__CHALLENGE__
Examine each line of the data. Copy those that contain the string "will".

---

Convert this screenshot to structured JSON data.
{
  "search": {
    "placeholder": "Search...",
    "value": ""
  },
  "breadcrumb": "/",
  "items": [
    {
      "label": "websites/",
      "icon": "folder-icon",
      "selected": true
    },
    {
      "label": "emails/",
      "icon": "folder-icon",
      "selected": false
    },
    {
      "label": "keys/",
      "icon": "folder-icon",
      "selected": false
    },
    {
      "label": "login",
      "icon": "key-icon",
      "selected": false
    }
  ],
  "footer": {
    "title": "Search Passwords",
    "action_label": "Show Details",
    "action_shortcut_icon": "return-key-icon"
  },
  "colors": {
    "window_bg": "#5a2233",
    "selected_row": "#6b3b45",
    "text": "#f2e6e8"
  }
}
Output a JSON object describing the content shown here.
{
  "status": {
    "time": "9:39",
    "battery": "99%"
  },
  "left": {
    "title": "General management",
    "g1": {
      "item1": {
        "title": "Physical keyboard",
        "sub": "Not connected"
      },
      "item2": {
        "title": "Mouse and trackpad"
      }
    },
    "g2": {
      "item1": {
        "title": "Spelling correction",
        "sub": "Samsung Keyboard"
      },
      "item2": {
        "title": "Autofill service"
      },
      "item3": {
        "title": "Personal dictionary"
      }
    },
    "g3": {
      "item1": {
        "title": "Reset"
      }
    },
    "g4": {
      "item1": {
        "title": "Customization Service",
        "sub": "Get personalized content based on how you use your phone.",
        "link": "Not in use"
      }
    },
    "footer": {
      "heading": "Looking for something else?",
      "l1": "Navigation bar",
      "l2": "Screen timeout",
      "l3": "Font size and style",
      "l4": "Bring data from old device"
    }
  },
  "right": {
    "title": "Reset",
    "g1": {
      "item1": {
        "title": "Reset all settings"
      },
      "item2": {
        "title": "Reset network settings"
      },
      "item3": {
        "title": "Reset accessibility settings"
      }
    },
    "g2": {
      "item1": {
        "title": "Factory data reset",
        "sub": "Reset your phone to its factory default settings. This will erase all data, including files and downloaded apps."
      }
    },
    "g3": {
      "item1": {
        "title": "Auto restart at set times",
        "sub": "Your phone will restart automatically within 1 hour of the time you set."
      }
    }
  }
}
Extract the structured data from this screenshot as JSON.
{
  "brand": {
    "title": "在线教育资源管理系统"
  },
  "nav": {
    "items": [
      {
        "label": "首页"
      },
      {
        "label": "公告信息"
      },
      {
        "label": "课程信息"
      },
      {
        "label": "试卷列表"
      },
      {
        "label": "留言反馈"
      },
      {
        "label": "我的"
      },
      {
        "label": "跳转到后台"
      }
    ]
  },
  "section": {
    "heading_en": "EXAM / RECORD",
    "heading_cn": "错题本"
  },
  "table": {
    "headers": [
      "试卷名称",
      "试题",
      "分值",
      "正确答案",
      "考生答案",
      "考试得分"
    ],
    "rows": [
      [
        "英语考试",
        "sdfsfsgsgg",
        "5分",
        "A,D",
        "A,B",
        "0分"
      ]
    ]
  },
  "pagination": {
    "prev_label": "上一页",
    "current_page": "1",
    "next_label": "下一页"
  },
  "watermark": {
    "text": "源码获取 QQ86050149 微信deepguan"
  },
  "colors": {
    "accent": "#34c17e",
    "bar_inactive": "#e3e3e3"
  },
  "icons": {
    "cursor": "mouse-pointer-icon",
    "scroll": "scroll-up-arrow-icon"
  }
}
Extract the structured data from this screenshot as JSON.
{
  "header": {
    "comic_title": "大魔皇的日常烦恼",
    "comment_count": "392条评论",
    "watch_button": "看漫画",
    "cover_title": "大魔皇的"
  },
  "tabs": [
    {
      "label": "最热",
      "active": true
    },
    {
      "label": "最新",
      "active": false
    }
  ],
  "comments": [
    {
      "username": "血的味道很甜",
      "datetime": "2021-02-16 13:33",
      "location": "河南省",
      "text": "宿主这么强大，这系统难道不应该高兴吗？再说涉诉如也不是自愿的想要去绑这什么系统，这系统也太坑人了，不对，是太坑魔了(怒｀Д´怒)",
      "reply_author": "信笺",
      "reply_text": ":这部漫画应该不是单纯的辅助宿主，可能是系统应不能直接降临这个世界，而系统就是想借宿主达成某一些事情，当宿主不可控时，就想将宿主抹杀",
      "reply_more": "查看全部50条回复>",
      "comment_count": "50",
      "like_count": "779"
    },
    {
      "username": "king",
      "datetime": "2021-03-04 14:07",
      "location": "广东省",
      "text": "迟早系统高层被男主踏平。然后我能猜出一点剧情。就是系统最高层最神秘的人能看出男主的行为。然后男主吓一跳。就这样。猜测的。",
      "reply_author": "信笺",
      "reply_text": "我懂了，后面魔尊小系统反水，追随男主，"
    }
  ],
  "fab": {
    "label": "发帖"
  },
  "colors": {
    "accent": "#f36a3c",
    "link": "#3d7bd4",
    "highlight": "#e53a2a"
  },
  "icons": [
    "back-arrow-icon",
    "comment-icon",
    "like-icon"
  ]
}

---

__FULL SOLUTION__
        "sub": "Reset your phone to its factory default settings. This will erase all data, including files and downloaded apps."
        "sub": "Your phone will restart automatically within 1 hour of the time you set."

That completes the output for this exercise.